• _Task material_:
================

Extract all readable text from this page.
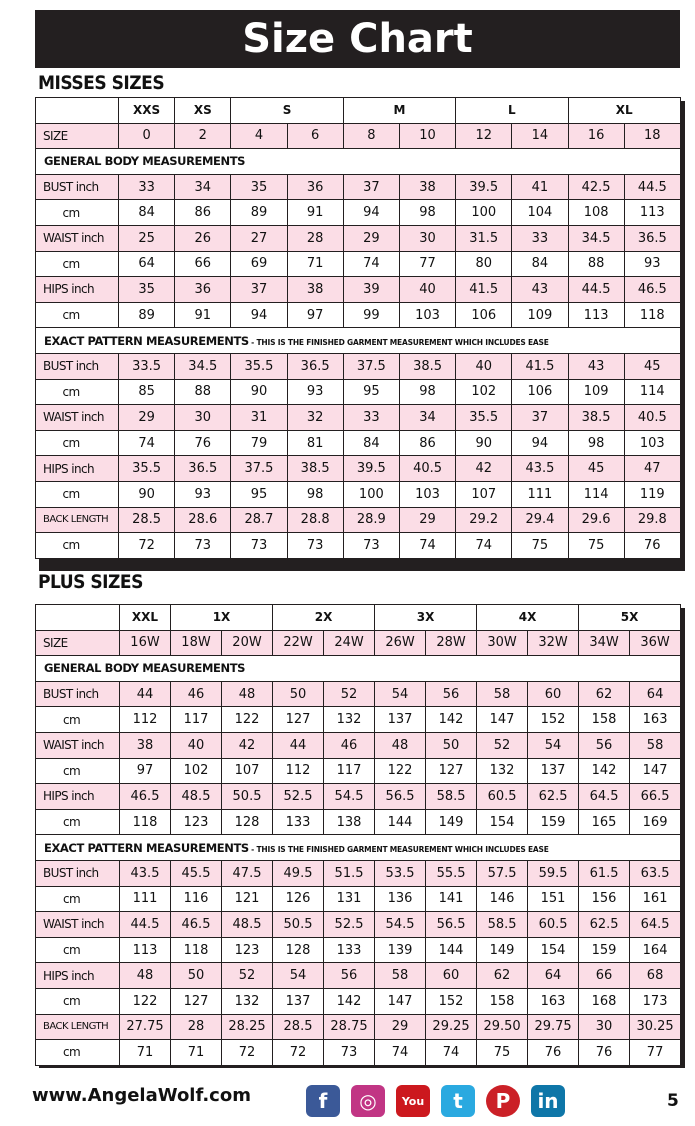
Size Chart
MISSES SIZES
	XXS	XS	S		M		L		XL	
SIZE	0	2	4	6	8	10	12	14	16	18
GENERAL BODY MEASUREMENTS										
BUST inch	33	34	35	36	37	38	39.5	41	42.5	44.5
cm	84	86	89	91	94	98	100	104	108	113
WAIST inch	25	26	27	28	29	30	31.5	33	34.5	36.5
cm	64	66	69	71	74	77	80	84	88	93
HIPS inch	35	36	37	38	39	40	41.5	43	44.5	46.5
cm	89	91	94	97	99	103	106	109	113	118
EXACT PATTERN MEASUREMENTS - THIS IS THE FINISHED GARMENT MEASUREMENT WHICH INCLUDES EASE										
BUST inch	33.5	34.5	35.5	36.5	37.5	38.5	40	41.5	43	45
cm	85	88	90	93	95	98	102	106	109	114
WAIST inch	29	30	31	32	33	34	35.5	37	38.5	40.5
cm	74	76	79	81	84	86	90	94	98	103
HIPS inch	35.5	36.5	37.5	38.5	39.5	40.5	42	43.5	45	47
cm	90	93	95	98	100	103	107	111	114	119
BACK LENGTH	28.5	28.6	28.7	28.8	28.9	29	29.2	29.4	29.6	29.8
cm	72	73	73	73	73	74	74	75	75	76
PLUS SIZES
	XXL	1X		2X		3X		4X		5X	
SIZE	16W	18W	20W	22W	24W	26W	28W	30W	32W	34W	36W
GENERAL BODY MEASUREMENTS											
BUST inch	44	46	48	50	52	54	56	58	60	62	64
cm	112	117	122	127	132	137	142	147	152	158	163
WAIST inch	38	40	42	44	46	48	50	52	54	56	58
cm	97	102	107	112	117	122	127	132	137	142	147
HIPS inch	46.5	48.5	50.5	52.5	54.5	56.5	58.5	60.5	62.5	64.5	66.5
cm	118	123	128	133	138	144	149	154	159	165	169
EXACT PATTERN MEASUREMENTS - THIS IS THE FINISHED GARMENT MEASUREMENT WHICH INCLUDES EASE											
BUST inch	43.5	45.5	47.5	49.5	51.5	53.5	55.5	57.5	59.5	61.5	63.5
cm	111	116	121	126	131	136	141	146	151	156	161
WAIST inch	44.5	46.5	48.5	50.5	52.5	54.5	56.5	58.5	60.5	62.5	64.5
cm	113	118	123	128	133	139	144	149	154	159	164
HIPS inch	48	50	52	54	56	58	60	62	64	66	68
cm	122	127	132	137	142	147	152	158	163	168	173
BACK LENGTH	27.75	28	28.25	28.5	28.75	29	29.25	29.50	29.75	30	30.25
cm	71	71	72	72	73	74	74	75	76	76	77
www.AngelaWolf.com	f	◎	You	t	P	in	5
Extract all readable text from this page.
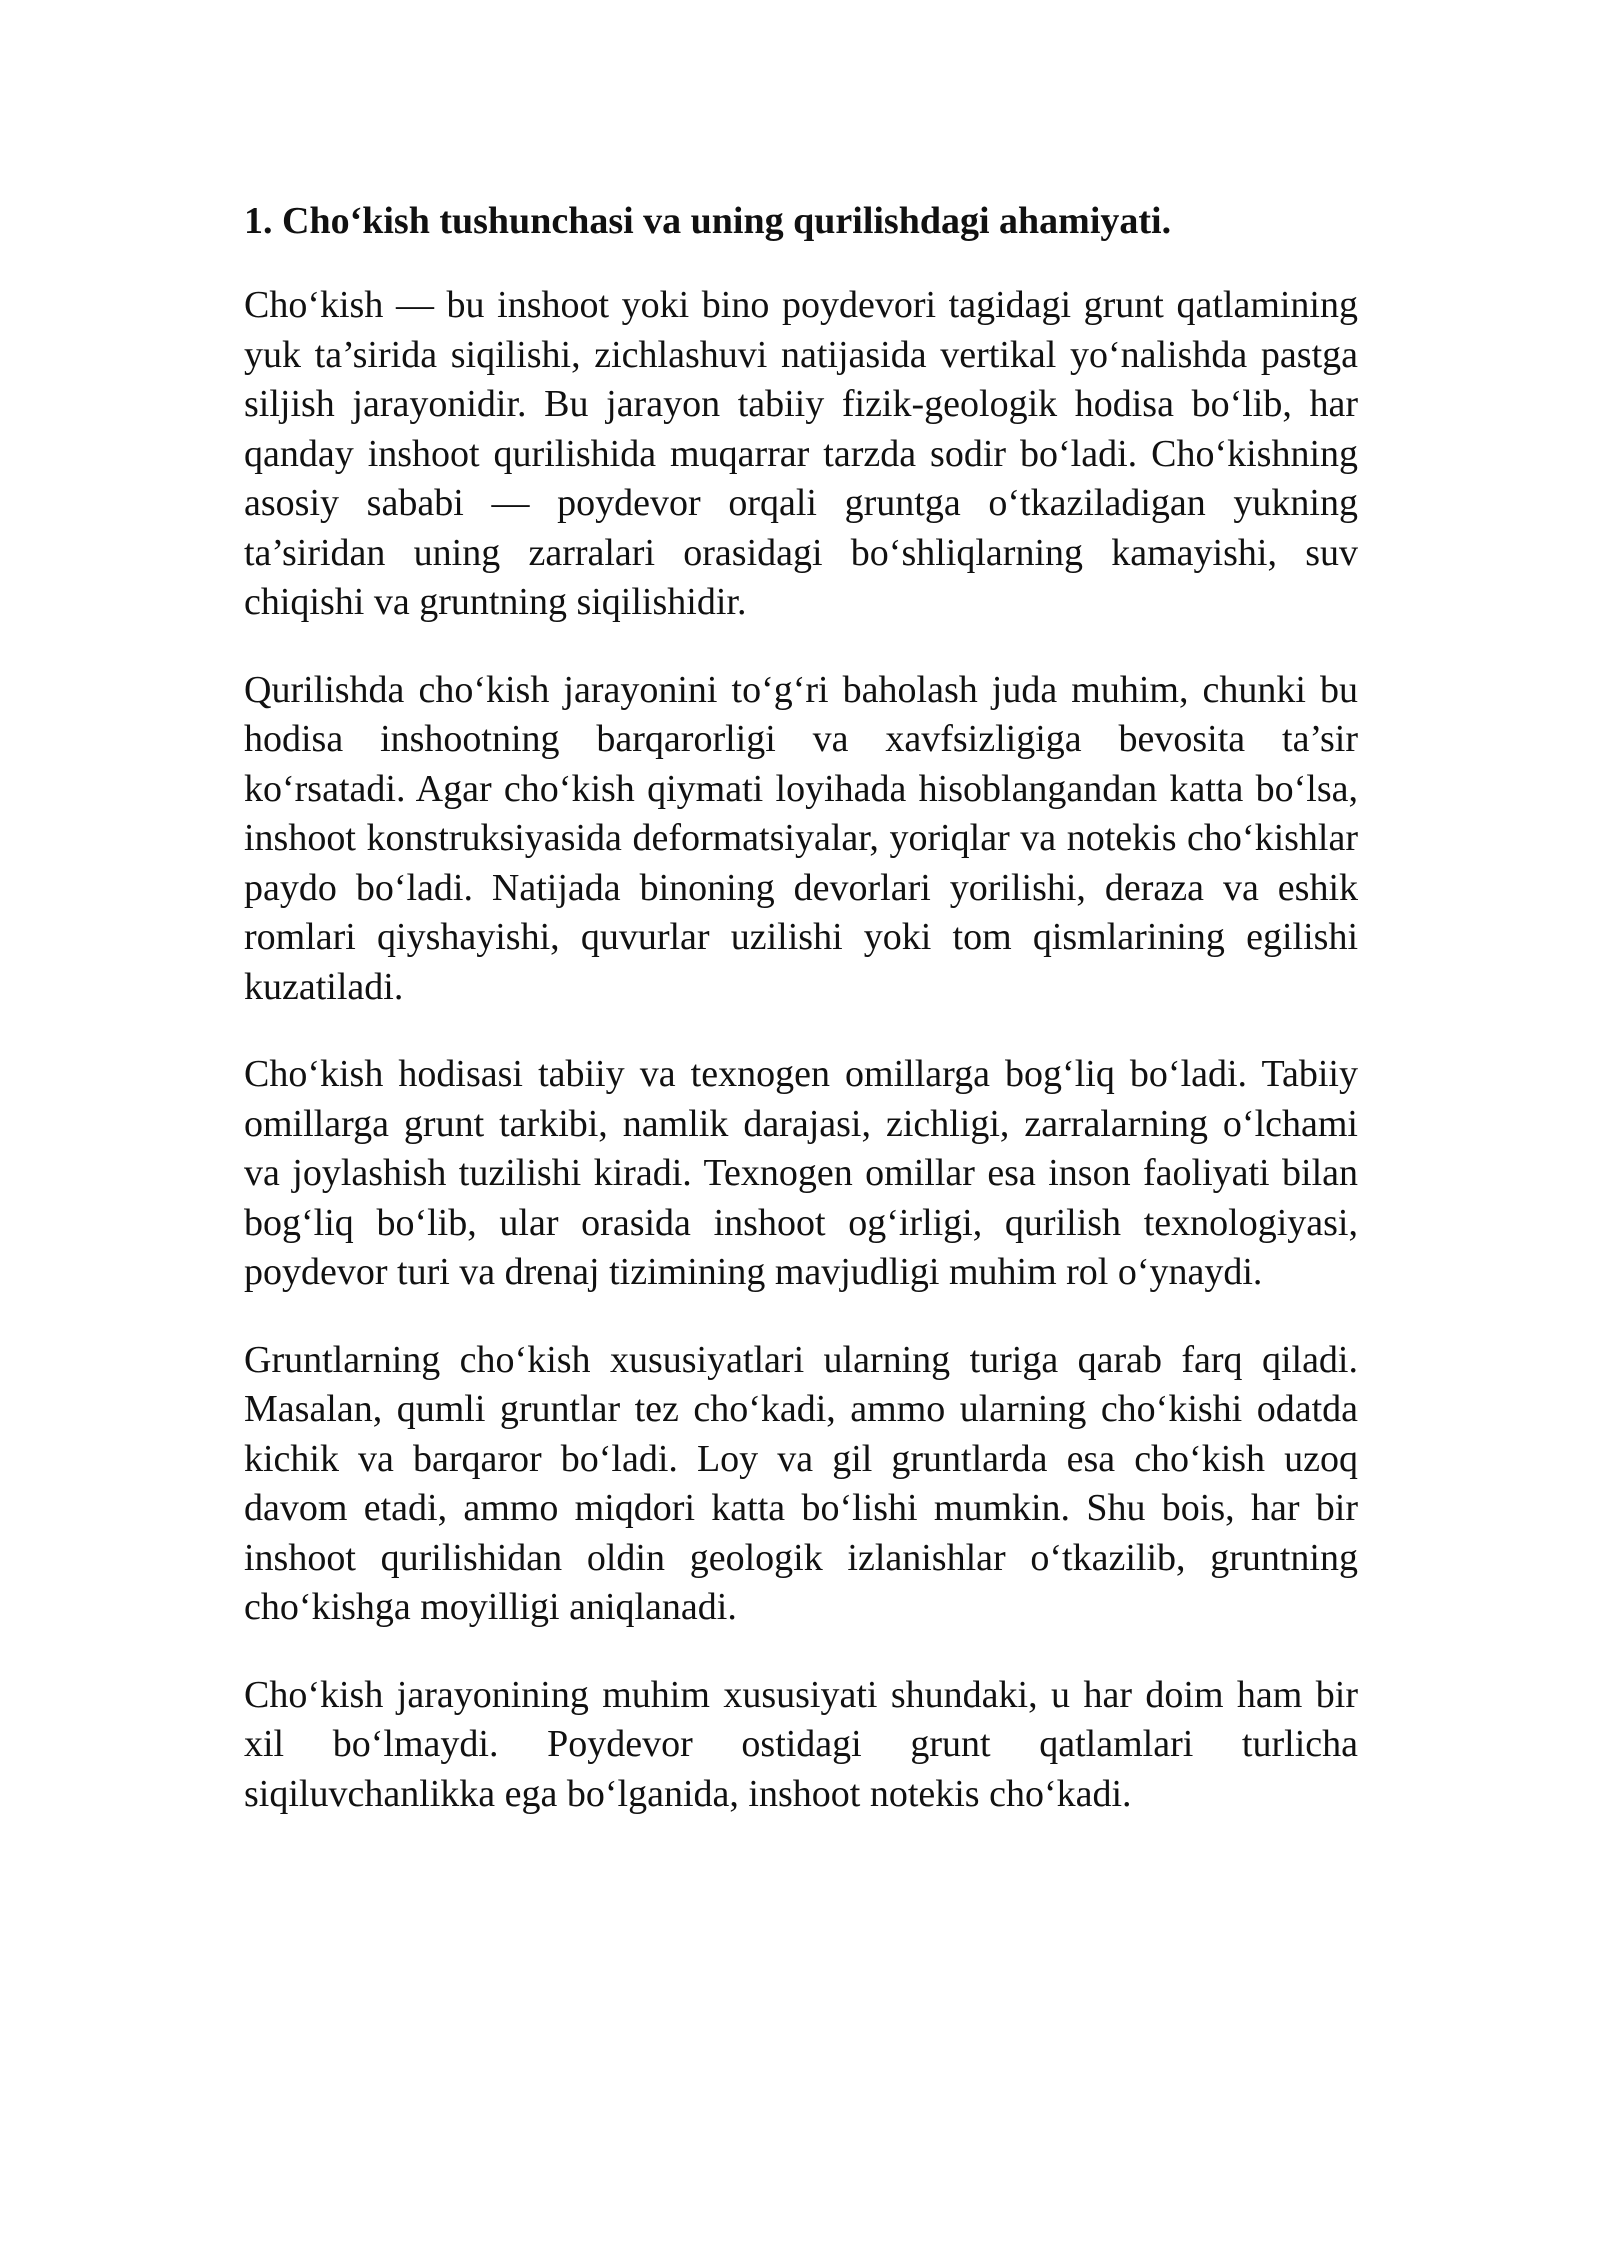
1. Cho‘kish tushunchasi va uning qurilishdagi ahamiyati.

Cho‘kish — bu inshoot yoki bino poydevori tagidagi grunt qatlamining yuk ta’sirida siqilishi, zichlashuvi natijasida vertikal yo‘nalishda pastga siljish jarayonidir. Bu jarayon tabiiy fizik-geologik hodisa bo‘lib, har qanday inshoot qurilishida muqarrar tarzda sodir bo‘ladi. Cho‘kishning asosiy sababi — poydevor orqali gruntga o‘tkaziladigan yukning ta’siridan uning zarralari orasidagi bo‘shliqlarning kamayishi, suv chiqishi va gruntning siqilishidir.

Qurilishda cho‘kish jarayonini to‘g‘ri baholash juda muhim, chunki bu hodisa inshootning barqarorligi va xavfsizligiga bevosita ta’sir ko‘rsatadi. Agar cho‘kish qiymati loyihada hisoblangandan katta bo‘lsa, inshoot konstruksiyasida deformatsiyalar, yoriqlar va notekis cho‘kishlar paydo bo‘ladi. Natijada binoning devorlari yorilishi, deraza va eshik romlari qiyshayishi, quvurlar uzilishi yoki tom qismlarining egilishi kuzatiladi.

Cho‘kish hodisasi tabiiy va texnogen omillarga bog‘liq bo‘ladi. Tabiiy omillarga grunt tarkibi, namlik darajasi, zichligi, zarralarning o‘lchami va joylashish tuzilishi kiradi. Texnogen omillar esa inson faoliyati bilan bog‘liq bo‘lib, ular orasida inshoot og‘irligi, qurilish texnologiyasi, poydevor turi va drenaj tizimining mavjudligi muhim rol o‘ynaydi.

Gruntlarning cho‘kish xususiyatlari ularning turiga qarab farq qiladi. Masalan, qumli gruntlar tez cho‘kadi, ammo ularning cho‘kishi odatda kichik va barqaror bo‘ladi. Loy va gil gruntlarda esa cho‘kish uzoq davom etadi, ammo miqdori katta bo‘lishi mumkin. Shu bois, har bir inshoot qurilishidan oldin geologik izlanishlar o‘tkazilib, gruntning cho‘kishga moyilligi aniqlanadi.

Cho‘kish jarayonining muhim xususiyati shundaki, u har doim ham bir xil bo‘lmaydi. Poydevor ostidagi grunt qatlamlari turlicha siqiluvchanlikka ega bo‘lganida, inshoot notekis cho‘kadi.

================

• _What the task asks_: Show the lines of the data that hold the word "INCLUDES".

• _Output of the exercise_:
EXACT PATTERN MEASUREMENTS - THIS IS THE FINISHED GARMENT MEASUREMENT WHICH INCLUDES EASE										
EXACT PATTERN MEASUREMENTS - THIS IS THE FINISHED GARMENT MEASUREMENT WHICH INCLUDES EASE											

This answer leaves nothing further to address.